BEGIN RECORD SET

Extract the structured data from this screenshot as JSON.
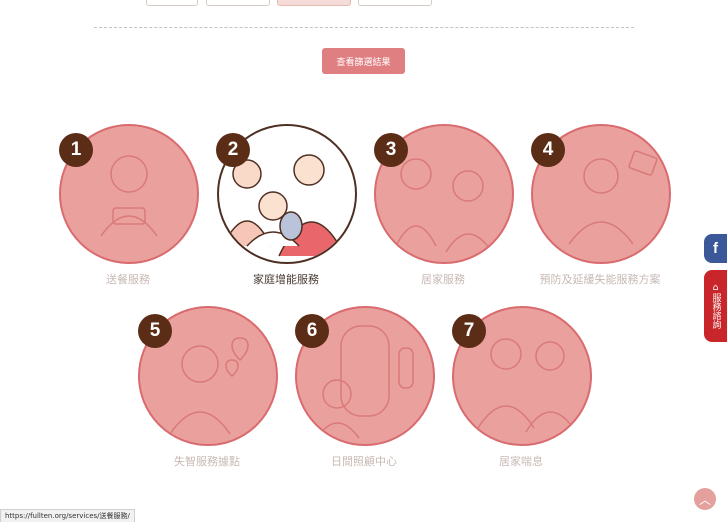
{
  "filter": {
    "result_button": "查看篩選結果"
  },
  "services": [
    {
      "num": "1",
      "label": "送餐服務",
      "active": false
    },
    {
      "num": "2",
      "label": "家庭增能服務",
      "active": true
    },
    {
      "num": "3",
      "label": "居家服務",
      "active": false
    },
    {
      "num": "4",
      "label": "預防及延緩失能服務方案",
      "active": false
    },
    {
      "num": "5",
      "label": "失智服務據點",
      "active": false
    },
    {
      "num": "6",
      "label": "日間照顧中心",
      "active": false
    },
    {
      "num": "7",
      "label": "居家喘息",
      "active": false
    }
  ],
  "side": {
    "facebook": "f",
    "consult": "服務諮詢"
  },
  "status_url": "https://fullten.org/services/送餐服務/",
  "colors": {
    "accent": "#e07f82",
    "circle": "#eaa09d",
    "number_badge": "#5b2c16",
    "facebook": "#3b5998",
    "consult": "#c8262a"
  }
}
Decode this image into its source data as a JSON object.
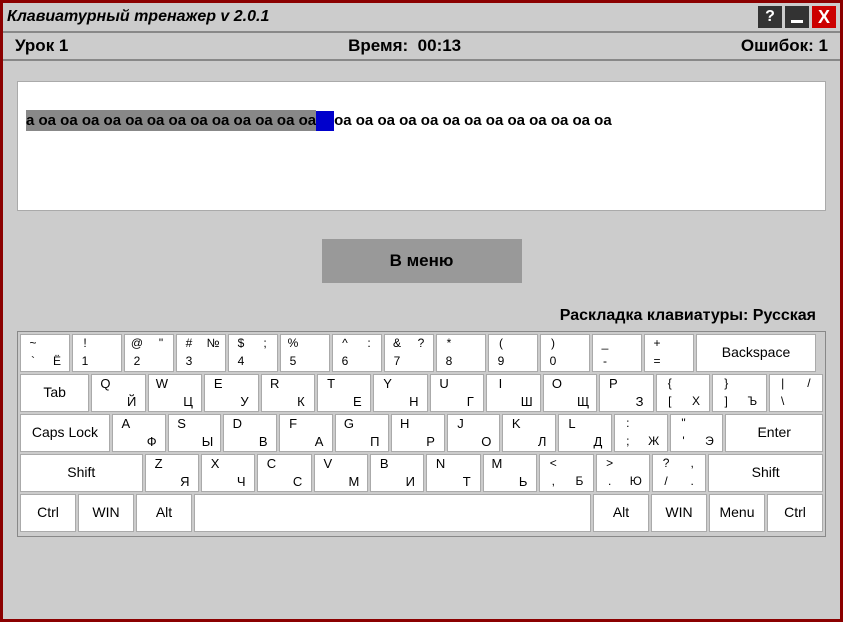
{
  "window": {
    "title": "Клавиатурный тренажер v 2.0.1",
    "help": "?",
    "close": "X"
  },
  "status": {
    "lesson": "Урок 1",
    "time_label": "Время:",
    "time_value": "00:13",
    "errors_label": "Ошибок:",
    "errors_value": "1"
  },
  "typing": {
    "typed": "а оа оа оа оа оа оа оа оа оа оа оа оа оа",
    "remaining": " оа оа оа оа оа оа оа оа оа оа оа оа оа"
  },
  "menu_button": "В меню",
  "layout_label": "Раскладка клавиатуры: Русская",
  "keys": {
    "row1": [
      {
        "tl": "~",
        "tr": "",
        "bl": "`",
        "br": "Ё"
      },
      {
        "tl": "!",
        "tr": "",
        "bl": "1",
        "br": ""
      },
      {
        "tl": "@",
        "tr": "\"",
        "bl": "2",
        "br": ""
      },
      {
        "tl": "#",
        "tr": "№",
        "bl": "3",
        "br": ""
      },
      {
        "tl": "$",
        "tr": ";",
        "bl": "4",
        "br": ""
      },
      {
        "tl": "%",
        "tr": "",
        "bl": "5",
        "br": ""
      },
      {
        "tl": "^",
        "tr": ":",
        "bl": "6",
        "br": ""
      },
      {
        "tl": "&",
        "tr": "?",
        "bl": "7",
        "br": ""
      },
      {
        "tl": "*",
        "tr": "",
        "bl": "8",
        "br": ""
      },
      {
        "tl": "(",
        "tr": "",
        "bl": "9",
        "br": ""
      },
      {
        "tl": ")",
        "tr": "",
        "bl": "0",
        "br": ""
      },
      {
        "tl": "_",
        "tr": "",
        "bl": "-",
        "br": ""
      },
      {
        "tl": "+",
        "tr": "",
        "bl": "=",
        "br": ""
      }
    ],
    "backspace": "Backspace",
    "tab": "Tab",
    "row2": [
      {
        "en": "Q",
        "ru": "Й"
      },
      {
        "en": "W",
        "ru": "Ц"
      },
      {
        "en": "E",
        "ru": "У"
      },
      {
        "en": "R",
        "ru": "К"
      },
      {
        "en": "T",
        "ru": "Е"
      },
      {
        "en": "Y",
        "ru": "Н"
      },
      {
        "en": "U",
        "ru": "Г"
      },
      {
        "en": "I",
        "ru": "Ш"
      },
      {
        "en": "O",
        "ru": "Щ"
      },
      {
        "en": "P",
        "ru": "З"
      },
      {
        "tl": "{",
        "tr": "",
        "bl": "[",
        "br": "Х"
      },
      {
        "tl": "}",
        "tr": "",
        "bl": "]",
        "br": "Ъ"
      },
      {
        "tl": "|",
        "tr": "/",
        "bl": "\\",
        "br": ""
      }
    ],
    "caps": "Caps Lock",
    "row3": [
      {
        "en": "A",
        "ru": "Ф"
      },
      {
        "en": "S",
        "ru": "Ы"
      },
      {
        "en": "D",
        "ru": "В"
      },
      {
        "en": "F",
        "ru": "А"
      },
      {
        "en": "G",
        "ru": "П"
      },
      {
        "en": "H",
        "ru": "Р"
      },
      {
        "en": "J",
        "ru": "О"
      },
      {
        "en": "K",
        "ru": "Л"
      },
      {
        "en": "L",
        "ru": "Д"
      },
      {
        "tl": ":",
        "tr": "",
        "bl": ";",
        "br": "Ж"
      },
      {
        "tl": "\"",
        "tr": "",
        "bl": "'",
        "br": "Э"
      }
    ],
    "enter": "Enter",
    "shift": "Shift",
    "row4": [
      {
        "en": "Z",
        "ru": "Я"
      },
      {
        "en": "X",
        "ru": "Ч"
      },
      {
        "en": "C",
        "ru": "С"
      },
      {
        "en": "V",
        "ru": "М"
      },
      {
        "en": "B",
        "ru": "И"
      },
      {
        "en": "N",
        "ru": "Т"
      },
      {
        "en": "M",
        "ru": "Ь"
      },
      {
        "tl": "<",
        "tr": "",
        "bl": ",",
        "br": "Б"
      },
      {
        "tl": ">",
        "tr": "",
        "bl": ".",
        "br": "Ю"
      },
      {
        "tl": "?",
        "tr": ",",
        "bl": "/",
        "br": "."
      }
    ],
    "ctrl": "Ctrl",
    "win": "WIN",
    "alt": "Alt",
    "menu": "Menu"
  }
}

END RECORD SET

* **AIM OF THE TASK**
Tally the lines containing "送餐服務". Provide the number without any other words.

* **TASK SOLUTION**
2